■ GIVEN REQUEST
The records that follow must be reproduced in full, exactly as written.

start RECORDS FOR THIS TASK

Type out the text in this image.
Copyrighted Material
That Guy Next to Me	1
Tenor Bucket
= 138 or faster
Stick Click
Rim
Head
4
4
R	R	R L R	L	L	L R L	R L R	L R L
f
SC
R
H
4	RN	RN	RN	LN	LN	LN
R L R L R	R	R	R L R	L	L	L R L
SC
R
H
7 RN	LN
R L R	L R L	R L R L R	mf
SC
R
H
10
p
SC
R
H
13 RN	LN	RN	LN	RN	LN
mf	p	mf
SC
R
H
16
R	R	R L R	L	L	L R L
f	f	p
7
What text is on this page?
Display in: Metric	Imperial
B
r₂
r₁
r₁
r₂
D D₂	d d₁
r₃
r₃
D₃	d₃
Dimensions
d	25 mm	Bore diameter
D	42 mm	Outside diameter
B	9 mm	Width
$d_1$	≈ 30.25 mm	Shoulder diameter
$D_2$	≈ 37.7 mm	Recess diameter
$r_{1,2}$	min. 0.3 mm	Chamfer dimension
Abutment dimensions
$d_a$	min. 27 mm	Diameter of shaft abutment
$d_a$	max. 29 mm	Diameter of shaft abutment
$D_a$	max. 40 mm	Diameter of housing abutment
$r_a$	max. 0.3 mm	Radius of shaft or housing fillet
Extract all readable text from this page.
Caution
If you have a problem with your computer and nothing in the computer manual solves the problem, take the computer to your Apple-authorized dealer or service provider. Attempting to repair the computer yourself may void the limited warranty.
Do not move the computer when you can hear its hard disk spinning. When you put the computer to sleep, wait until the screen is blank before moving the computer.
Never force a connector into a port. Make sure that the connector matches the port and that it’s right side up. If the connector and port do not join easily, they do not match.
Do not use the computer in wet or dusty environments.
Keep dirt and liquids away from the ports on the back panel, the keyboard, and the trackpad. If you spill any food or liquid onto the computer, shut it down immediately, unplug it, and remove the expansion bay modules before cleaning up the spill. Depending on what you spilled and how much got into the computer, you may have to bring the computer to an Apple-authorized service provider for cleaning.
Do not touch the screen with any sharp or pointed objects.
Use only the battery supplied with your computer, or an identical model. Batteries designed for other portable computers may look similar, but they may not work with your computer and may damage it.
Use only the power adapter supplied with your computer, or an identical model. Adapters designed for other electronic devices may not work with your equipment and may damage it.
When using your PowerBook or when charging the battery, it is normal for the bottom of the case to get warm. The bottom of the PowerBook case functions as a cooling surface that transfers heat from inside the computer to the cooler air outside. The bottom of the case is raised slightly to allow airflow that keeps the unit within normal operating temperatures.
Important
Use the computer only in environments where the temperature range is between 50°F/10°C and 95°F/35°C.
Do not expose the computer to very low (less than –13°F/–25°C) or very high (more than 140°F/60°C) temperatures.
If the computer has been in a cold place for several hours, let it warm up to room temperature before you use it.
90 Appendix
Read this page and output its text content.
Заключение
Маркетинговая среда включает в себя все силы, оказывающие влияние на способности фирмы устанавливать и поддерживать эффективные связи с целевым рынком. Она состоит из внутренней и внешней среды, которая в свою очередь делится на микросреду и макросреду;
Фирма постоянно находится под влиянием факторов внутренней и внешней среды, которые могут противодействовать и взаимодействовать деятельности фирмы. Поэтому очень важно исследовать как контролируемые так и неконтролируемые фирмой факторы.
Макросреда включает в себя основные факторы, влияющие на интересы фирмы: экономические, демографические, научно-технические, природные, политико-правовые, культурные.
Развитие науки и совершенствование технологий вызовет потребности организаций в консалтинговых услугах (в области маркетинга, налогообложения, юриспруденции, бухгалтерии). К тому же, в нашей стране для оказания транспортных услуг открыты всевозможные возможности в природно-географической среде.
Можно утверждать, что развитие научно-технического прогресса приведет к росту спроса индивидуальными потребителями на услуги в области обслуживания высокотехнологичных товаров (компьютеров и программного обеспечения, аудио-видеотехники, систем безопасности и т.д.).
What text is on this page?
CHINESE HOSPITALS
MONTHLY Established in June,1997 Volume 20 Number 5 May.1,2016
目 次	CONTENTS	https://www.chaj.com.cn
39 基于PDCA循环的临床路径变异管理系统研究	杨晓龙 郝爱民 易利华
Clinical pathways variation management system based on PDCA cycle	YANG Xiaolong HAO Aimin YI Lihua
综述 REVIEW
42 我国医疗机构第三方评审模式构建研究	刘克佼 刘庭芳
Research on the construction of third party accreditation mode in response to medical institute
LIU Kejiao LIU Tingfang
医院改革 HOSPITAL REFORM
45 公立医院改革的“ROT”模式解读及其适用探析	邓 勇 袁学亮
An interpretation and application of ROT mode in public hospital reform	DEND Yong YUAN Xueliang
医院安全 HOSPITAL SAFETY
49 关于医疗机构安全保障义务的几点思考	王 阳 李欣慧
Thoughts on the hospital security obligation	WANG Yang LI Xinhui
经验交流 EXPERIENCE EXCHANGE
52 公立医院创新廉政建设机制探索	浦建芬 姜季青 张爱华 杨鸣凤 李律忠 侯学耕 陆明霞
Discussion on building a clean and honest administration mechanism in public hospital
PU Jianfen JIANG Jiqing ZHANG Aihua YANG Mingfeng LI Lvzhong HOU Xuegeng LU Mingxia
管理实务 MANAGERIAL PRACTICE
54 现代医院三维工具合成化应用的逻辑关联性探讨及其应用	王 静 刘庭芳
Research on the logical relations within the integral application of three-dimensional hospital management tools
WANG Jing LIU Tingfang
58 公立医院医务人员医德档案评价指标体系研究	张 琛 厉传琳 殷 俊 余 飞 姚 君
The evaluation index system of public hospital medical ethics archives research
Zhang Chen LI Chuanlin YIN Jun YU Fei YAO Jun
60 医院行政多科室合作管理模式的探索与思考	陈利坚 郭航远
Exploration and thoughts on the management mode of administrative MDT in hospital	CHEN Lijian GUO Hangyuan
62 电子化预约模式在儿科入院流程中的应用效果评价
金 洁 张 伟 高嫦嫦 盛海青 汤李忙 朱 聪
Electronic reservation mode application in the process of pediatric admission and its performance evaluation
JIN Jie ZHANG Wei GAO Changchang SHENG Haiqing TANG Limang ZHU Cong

end RECORDS FOR THIS TASK

■ SOLUTION FOR THIS PROBLEM
Type out the text in this image.
Copyrighted Material
That Guy Next to Me	1
Tenor Bucket
= 138 or faster
Stick Click
Rim
Head
4
4
R	R	R L R	L	L	L R L	R L R	L R L
f
SC
R
H
4	RN	RN	RN	LN	LN	LN
R L R L R	R	R	R L R	L	L	L R L
SC
R
H
7 RN	LN
R L R	L R L	R L R L R	mf
SC
R
H
10
p
SC
R
H
13 RN	LN	RN	LN	RN	LN
mf	p	mf
SC
R
H
16
R	R	R L R	L	L	L R L
f	f	p
7
What text is on this page?
Display in: Metric	Imperial
B
r₂
r₁
r₁
r₂
D D₂	d d₁
r₃
r₃
D₃	d₃
Dimensions
d	25 mm	Bore diameter
D	42 mm	Outside diameter
B	9 mm	Width
$d_1$	≈ 30.25 mm	Shoulder diameter
$D_2$	≈ 37.7 mm	Recess diameter
$r_{1,2}$	min. 0.3 mm	Chamfer dimension
Abutment dimensions
$d_a$	min. 27 mm	Diameter of shaft abutment
$d_a$	max. 29 mm	Diameter of shaft abutment
$D_a$	max. 40 mm	Diameter of housing abutment
$r_a$	max. 0.3 mm	Radius of shaft or housing fillet
Extract all readable text from this page.
Caution
If you have a problem with your computer and nothing in the computer manual solves the problem, take the computer to your Apple-authorized dealer or service provider. Attempting to repair the computer yourself may void the limited warranty.
Do not move the computer when you can hear its hard disk spinning. When you put the computer to sleep, wait until the screen is blank before moving the computer.
Never force a connector into a port. Make sure that the connector matches the port and that it’s right side up. If the connector and port do not join easily, they do not match.
Do not use the computer in wet or dusty environments.
Keep dirt and liquids away from the ports on the back panel, the keyboard, and the trackpad. If you spill any food or liquid onto the computer, shut it down immediately, unplug it, and remove the expansion bay modules before cleaning up the spill. Depending on what you spilled and how much got into the computer, you may have to bring the computer to an Apple-authorized service provider for cleaning.
Do not touch the screen with any sharp or pointed objects.
Use only the battery supplied with your computer, or an identical model. Batteries designed for other portable computers may look similar, but they may not work with your computer and may damage it.
Use only the power adapter supplied with your computer, or an identical model. Adapters designed for other electronic devices may not work with your equipment and may damage it.
When using your PowerBook or when charging the battery, it is normal for the bottom of the case to get warm. The bottom of the PowerBook case functions as a cooling surface that transfers heat from inside the computer to the cooler air outside. The bottom of the case is raised slightly to allow airflow that keeps the unit within normal operating temperatures.
Important
Use the computer only in environments where the temperature range is between 50°F/10°C and 95°F/35°C.
Do not expose the computer to very low (less than –13°F/–25°C) or very high (more than 140°F/60°C) temperatures.
If the computer has been in a cold place for several hours, let it warm up to room temperature before you use it.
90 Appendix
Read this page and output its text content.
Заключение
Маркетинговая среда включает в себя все силы, оказывающие влияние на способности фирмы устанавливать и поддерживать эффективные связи с целевым рынком. Она состоит из внутренней и внешней среды, которая в свою очередь делится на микросреду и макросреду;
Фирма постоянно находится под влиянием факторов внутренней и внешней среды, которые могут противодействовать и взаимодействовать деятельности фирмы. Поэтому очень важно исследовать как контролируемые так и неконтролируемые фирмой факторы.
Макросреда включает в себя основные факторы, влияющие на интересы фирмы: экономические, демографические, научно-технические, природные, политико-правовые, культурные.
Развитие науки и совершенствование технологий вызовет потребности организаций в консалтинговых услугах (в области маркетинга, налогообложения, юриспруденции, бухгалтерии). К тому же, в нашей стране для оказания транспортных услуг открыты всевозможные возможности в природно-географической среде.
Можно утверждать, что развитие научно-технического прогресса приведет к росту спроса индивидуальными потребителями на услуги в области обслуживания высокотехнологичных товаров (компьютеров и программного обеспечения, аудио-видеотехники, систем безопасности и т.д.).
What text is on this page?
CHINESE HOSPITALS
MONTHLY Established in June,1997 Volume 20 Number 5 May.1,2016
目 次	CONTENTS	https://www.chaj.com.cn
39 基于PDCA循环的临床路径变异管理系统研究	杨晓龙 郝爱民 易利华
Clinical pathways variation management system based on PDCA cycle	YANG Xiaolong HAO Aimin YI Lihua
综述 REVIEW
42 我国医疗机构第三方评审模式构建研究	刘克佼 刘庭芳
Research on the construction of third party accreditation mode in response to medical institute
LIU Kejiao LIU Tingfang
医院改革 HOSPITAL REFORM
45 公立医院改革的“ROT”模式解读及其适用探析	邓 勇 袁学亮
An interpretation and application of ROT mode in public hospital reform	DEND Yong YUAN Xueliang
医院安全 HOSPITAL SAFETY
49 关于医疗机构安全保障义务的几点思考	王 阳 李欣慧
Thoughts on the hospital security obligation	WANG Yang LI Xinhui
经验交流 EXPERIENCE EXCHANGE
52 公立医院创新廉政建设机制探索	浦建芬 姜季青 张爱华 杨鸣凤 李律忠 侯学耕 陆明霞
Discussion on building a clean and honest administration mechanism in public hospital
PU Jianfen JIANG Jiqing ZHANG Aihua YANG Mingfeng LI Lvzhong HOU Xuegeng LU Mingxia
管理实务 MANAGERIAL PRACTICE
54 现代医院三维工具合成化应用的逻辑关联性探讨及其应用	王 静 刘庭芳
Research on the logical relations within the integral application of three-dimensional hospital management tools
WANG Jing LIU Tingfang
58 公立医院医务人员医德档案评价指标体系研究	张 琛 厉传琳 殷 俊 余 飞 姚 君
The evaluation index system of public hospital medical ethics archives research
Zhang Chen LI Chuanlin YIN Jun YU Fei YAO Jun
60 医院行政多科室合作管理模式的探索与思考	陈利坚 郭航远
Exploration and thoughts on the management mode of administrative MDT in hospital	CHEN Lijian GUO Hangyuan
62 电子化预约模式在儿科入院流程中的应用效果评价
金 洁 张 伟 高嫦嫦 盛海青 汤李忙 朱 聪
Electronic reservation mode application in the process of pediatric admission and its performance evaluation
JIN Jie ZHANG Wei GAO Changchang SHENG Haiqing TANG Limang ZHU Cong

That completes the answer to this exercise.